START
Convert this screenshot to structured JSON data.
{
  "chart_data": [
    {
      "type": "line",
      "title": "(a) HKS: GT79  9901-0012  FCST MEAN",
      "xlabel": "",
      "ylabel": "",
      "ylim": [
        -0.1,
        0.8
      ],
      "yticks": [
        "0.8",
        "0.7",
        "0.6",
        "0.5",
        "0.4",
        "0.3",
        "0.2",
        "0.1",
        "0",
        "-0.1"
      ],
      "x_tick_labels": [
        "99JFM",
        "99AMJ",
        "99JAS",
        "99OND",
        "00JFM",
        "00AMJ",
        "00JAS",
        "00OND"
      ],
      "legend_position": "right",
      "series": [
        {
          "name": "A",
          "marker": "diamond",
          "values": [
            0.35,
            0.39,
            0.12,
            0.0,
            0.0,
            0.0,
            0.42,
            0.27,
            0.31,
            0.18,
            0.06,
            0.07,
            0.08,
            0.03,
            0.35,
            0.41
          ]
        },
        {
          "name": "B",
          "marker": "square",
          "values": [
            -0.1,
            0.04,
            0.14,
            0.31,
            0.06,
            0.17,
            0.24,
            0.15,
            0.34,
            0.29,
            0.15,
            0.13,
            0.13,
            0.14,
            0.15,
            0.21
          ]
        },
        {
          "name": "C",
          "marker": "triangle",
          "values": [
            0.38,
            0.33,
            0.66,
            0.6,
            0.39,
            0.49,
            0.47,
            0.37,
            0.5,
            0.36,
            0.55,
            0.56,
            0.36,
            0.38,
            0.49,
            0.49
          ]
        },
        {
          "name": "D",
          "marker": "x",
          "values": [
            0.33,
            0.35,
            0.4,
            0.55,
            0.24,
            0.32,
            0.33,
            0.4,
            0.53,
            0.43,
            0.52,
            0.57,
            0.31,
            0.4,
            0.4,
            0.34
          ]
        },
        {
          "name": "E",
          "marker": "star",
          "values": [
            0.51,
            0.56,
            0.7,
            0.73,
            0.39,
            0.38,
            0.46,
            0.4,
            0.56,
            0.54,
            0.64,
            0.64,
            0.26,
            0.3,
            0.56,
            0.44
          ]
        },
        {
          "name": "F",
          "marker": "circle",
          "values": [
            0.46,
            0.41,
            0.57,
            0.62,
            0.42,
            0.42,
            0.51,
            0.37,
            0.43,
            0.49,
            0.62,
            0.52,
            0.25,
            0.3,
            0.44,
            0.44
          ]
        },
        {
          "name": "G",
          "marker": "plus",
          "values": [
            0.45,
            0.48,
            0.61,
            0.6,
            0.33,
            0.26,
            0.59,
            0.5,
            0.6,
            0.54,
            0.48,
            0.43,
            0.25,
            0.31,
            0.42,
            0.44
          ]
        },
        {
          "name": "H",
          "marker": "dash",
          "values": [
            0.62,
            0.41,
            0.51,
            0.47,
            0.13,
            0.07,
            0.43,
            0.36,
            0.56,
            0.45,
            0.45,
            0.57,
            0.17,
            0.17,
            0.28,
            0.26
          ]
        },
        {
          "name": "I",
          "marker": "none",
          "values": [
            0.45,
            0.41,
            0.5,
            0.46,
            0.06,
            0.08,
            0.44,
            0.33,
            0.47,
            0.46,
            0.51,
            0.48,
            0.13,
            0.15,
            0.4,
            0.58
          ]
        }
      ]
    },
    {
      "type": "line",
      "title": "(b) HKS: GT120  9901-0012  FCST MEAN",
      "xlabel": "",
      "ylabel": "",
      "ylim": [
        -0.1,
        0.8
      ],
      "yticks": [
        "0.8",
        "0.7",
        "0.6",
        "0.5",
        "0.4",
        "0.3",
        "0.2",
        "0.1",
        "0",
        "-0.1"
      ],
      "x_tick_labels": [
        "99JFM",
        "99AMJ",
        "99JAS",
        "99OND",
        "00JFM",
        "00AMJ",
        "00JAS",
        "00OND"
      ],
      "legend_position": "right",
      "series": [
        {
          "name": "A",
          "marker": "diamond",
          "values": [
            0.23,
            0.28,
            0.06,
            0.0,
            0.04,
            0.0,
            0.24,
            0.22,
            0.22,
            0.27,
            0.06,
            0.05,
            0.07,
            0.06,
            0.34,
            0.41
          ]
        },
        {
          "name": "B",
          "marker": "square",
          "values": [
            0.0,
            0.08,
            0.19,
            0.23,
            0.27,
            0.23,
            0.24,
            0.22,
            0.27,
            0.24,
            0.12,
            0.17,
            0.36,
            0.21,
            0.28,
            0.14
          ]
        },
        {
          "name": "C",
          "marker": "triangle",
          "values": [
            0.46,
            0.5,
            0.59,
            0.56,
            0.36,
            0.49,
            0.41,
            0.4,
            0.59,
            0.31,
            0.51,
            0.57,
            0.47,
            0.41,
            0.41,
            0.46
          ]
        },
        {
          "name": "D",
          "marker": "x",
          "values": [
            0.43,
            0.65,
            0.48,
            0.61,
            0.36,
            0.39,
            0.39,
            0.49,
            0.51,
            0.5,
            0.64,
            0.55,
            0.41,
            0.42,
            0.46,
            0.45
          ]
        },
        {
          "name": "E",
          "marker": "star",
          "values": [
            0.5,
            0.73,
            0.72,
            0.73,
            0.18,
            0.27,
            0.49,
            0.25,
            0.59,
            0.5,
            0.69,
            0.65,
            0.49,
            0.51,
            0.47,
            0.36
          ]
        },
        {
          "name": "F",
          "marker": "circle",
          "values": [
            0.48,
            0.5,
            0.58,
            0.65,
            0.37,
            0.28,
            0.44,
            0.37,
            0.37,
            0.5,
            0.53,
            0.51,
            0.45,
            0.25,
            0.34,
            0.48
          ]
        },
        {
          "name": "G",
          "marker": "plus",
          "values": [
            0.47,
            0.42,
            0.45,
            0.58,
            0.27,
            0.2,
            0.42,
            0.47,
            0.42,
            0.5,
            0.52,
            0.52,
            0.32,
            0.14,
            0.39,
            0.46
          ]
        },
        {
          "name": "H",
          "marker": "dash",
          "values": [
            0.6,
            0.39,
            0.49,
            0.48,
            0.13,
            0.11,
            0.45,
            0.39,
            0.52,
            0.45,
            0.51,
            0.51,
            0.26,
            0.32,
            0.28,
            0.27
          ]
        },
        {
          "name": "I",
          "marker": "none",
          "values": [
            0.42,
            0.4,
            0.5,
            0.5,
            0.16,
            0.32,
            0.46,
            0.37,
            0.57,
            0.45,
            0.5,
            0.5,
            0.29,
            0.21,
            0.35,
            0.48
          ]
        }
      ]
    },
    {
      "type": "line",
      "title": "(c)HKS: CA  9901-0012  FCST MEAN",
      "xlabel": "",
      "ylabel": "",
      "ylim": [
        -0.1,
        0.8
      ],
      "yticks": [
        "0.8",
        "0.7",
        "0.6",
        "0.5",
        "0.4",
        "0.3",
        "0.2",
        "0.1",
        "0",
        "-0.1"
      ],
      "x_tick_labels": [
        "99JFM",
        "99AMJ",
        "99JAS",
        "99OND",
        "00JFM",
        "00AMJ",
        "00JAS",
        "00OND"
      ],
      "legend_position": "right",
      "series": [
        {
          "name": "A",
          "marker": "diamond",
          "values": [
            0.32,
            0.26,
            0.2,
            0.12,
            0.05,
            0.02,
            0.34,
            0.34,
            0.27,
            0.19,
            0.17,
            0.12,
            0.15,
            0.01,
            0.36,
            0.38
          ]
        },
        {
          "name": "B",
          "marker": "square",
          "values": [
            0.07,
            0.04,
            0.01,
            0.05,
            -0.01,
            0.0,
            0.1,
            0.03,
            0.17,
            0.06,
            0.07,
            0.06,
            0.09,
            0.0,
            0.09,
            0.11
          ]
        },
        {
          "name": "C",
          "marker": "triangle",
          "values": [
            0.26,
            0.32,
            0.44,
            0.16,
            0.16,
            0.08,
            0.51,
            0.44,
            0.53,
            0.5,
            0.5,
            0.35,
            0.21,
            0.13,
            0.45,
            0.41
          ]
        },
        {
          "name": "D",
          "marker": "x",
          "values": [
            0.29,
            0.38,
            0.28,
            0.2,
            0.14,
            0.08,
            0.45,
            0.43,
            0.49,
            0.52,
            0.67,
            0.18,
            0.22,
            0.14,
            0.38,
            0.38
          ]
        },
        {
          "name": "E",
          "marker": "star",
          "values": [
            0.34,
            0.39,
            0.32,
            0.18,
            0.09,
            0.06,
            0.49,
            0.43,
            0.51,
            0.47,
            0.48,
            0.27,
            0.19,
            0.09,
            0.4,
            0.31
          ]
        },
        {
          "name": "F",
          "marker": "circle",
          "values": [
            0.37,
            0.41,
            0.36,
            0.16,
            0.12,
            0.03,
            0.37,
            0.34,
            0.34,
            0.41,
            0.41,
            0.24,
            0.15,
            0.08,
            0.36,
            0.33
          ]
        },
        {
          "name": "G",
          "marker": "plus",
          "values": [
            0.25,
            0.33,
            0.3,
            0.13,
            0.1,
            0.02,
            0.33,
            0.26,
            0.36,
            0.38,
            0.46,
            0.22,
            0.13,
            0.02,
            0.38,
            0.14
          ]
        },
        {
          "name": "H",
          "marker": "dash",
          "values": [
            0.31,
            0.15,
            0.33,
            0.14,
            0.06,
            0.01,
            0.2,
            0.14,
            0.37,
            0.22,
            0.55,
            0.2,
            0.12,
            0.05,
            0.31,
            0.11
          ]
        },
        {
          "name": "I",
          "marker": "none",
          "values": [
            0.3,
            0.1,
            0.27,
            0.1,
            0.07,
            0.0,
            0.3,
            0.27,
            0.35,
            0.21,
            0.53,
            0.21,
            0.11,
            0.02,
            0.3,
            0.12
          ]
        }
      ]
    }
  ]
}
END
#### [Problem requirements]
Search the listing above for the string "title". Copy every line that contains it.

#### [Task answer]
      "title": "(a) HKS: GT79  9901-0012  FCST MEAN",
      "title": "(b) HKS: GT120  9901-0012  FCST MEAN",
      "title": "(c)HKS: CA  9901-0012  FCST MEAN",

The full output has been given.